## Saved entries
——————

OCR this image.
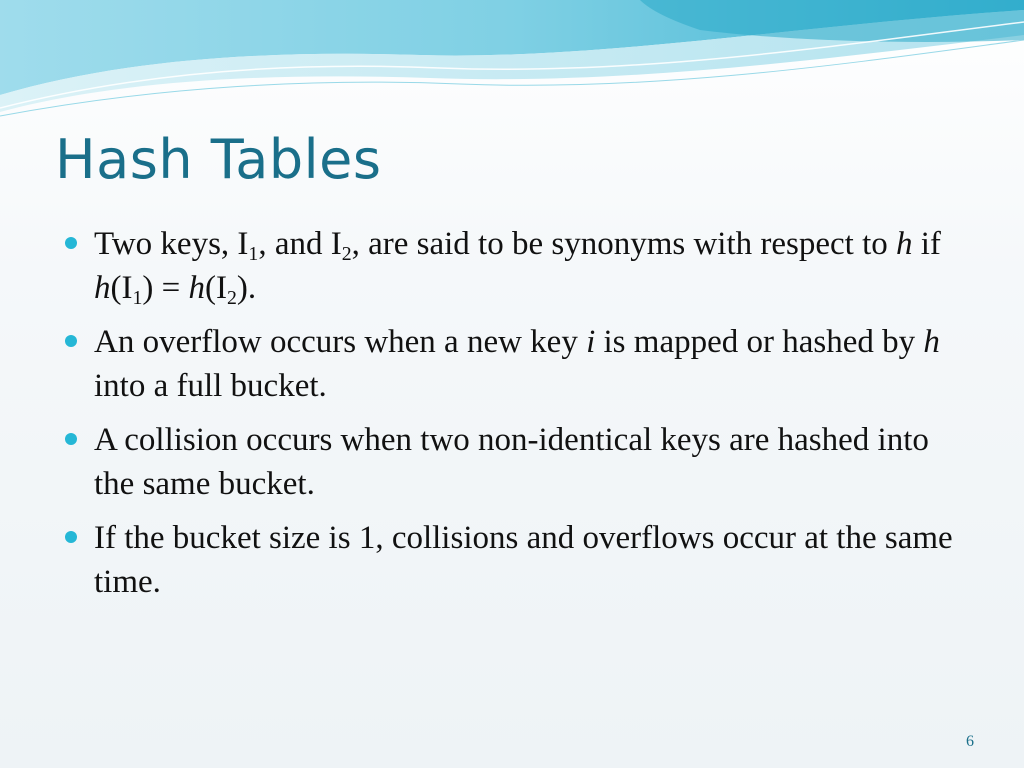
Hash Tables
Two keys, $I_1$, and $I_2$, are said to be synonyms with respect to h if $h(I_1) = h(I_2)$.
An overflow occurs when a new key i is mapped or hashed by h into a full bucket.
A collision occurs when two non-identical keys are hashed into the same bucket.
If the bucket size is 1, collisions and overflows occur at the same time.
6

——————

## INSTRUCTIONS FOR THE TASK
Write out every line of the listing that holds the word "hashed".

## SOLVED EXERCISE
An overflow occurs when a new key i is mapped or hashed by h into a full bucket.
A collision occurs when two non-identical keys are hashed into the same bucket.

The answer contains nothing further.